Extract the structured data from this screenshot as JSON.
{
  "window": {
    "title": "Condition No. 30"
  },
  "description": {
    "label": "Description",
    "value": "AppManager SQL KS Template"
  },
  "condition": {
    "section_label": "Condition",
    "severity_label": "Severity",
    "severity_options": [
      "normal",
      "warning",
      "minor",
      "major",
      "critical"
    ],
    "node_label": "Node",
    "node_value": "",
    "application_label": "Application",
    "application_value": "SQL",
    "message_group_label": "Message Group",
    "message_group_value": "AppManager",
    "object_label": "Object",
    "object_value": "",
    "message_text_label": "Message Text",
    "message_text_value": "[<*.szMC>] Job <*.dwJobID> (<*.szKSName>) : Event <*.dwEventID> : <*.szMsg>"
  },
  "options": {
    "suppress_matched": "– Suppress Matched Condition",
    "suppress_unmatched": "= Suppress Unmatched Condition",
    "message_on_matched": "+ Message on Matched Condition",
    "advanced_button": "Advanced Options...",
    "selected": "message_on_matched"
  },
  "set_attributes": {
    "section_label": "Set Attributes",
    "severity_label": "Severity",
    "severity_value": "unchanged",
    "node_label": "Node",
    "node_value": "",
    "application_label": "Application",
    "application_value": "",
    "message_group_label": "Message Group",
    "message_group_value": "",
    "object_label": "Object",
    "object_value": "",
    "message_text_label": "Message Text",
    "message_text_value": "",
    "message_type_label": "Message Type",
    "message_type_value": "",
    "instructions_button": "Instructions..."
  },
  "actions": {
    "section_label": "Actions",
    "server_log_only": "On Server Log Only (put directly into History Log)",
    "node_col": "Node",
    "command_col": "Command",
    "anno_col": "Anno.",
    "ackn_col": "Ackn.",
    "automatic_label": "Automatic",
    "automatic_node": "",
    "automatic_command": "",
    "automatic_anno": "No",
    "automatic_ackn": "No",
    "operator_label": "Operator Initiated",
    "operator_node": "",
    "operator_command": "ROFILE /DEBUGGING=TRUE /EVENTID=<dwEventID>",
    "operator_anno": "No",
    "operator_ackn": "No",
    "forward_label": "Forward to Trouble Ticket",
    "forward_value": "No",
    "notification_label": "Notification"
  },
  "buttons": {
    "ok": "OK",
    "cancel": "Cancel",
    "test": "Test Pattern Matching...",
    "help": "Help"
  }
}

# # # # #

The lines above should be duplicated exactly.

Extract the structured data from this screenshot as JSON.
{
  "window": {
    "title": "Condition No. 30"
  },
  "description": {
    "label": "Description",
    "value": "AppManager SQL KS Template"
  },
  "condition": {
    "section_label": "Condition",
    "severity_label": "Severity",
    "severity_options": [
      "normal",
      "warning",
      "minor",
      "major",
      "critical"
    ],
    "node_label": "Node",
    "node_value": "",
    "application_label": "Application",
    "application_value": "SQL",
    "message_group_label": "Message Group",
    "message_group_value": "AppManager",
    "object_label": "Object",
    "object_value": "",
    "message_text_label": "Message Text",
    "message_text_value": "[<*.szMC>] Job <*.dwJobID> (<*.szKSName>) : Event <*.dwEventID> : <*.szMsg>"
  },
  "options": {
    "suppress_matched": "– Suppress Matched Condition",
    "suppress_unmatched": "= Suppress Unmatched Condition",
    "message_on_matched": "+ Message on Matched Condition",
    "advanced_button": "Advanced Options...",
    "selected": "message_on_matched"
  },
  "set_attributes": {
    "section_label": "Set Attributes",
    "severity_label": "Severity",
    "severity_value": "unchanged",
    "node_label": "Node",
    "node_value": "",
    "application_label": "Application",
    "application_value": "",
    "message_group_label": "Message Group",
    "message_group_value": "",
    "object_label": "Object",
    "object_value": "",
    "message_text_label": "Message Text",
    "message_text_value": "",
    "message_type_label": "Message Type",
    "message_type_value": "",
    "instructions_button": "Instructions..."
  },
  "actions": {
    "section_label": "Actions",
    "server_log_only": "On Server Log Only (put directly into History Log)",
    "node_col": "Node",
    "command_col": "Command",
    "anno_col": "Anno.",
    "ackn_col": "Ackn.",
    "automatic_label": "Automatic",
    "automatic_node": "",
    "automatic_command": "",
    "automatic_anno": "No",
    "automatic_ackn": "No",
    "operator_label": "Operator Initiated",
    "operator_node": "",
    "operator_command": "ROFILE /DEBUGGING=TRUE /EVENTID=<dwEventID>",
    "operator_anno": "No",
    "operator_ackn": "No",
    "forward_label": "Forward to Trouble Ticket",
    "forward_value": "No",
    "notification_label": "Notification"
  },
  "buttons": {
    "ok": "OK",
    "cancel": "Cancel",
    "test": "Test Pattern Matching...",
    "help": "Help"
  }
}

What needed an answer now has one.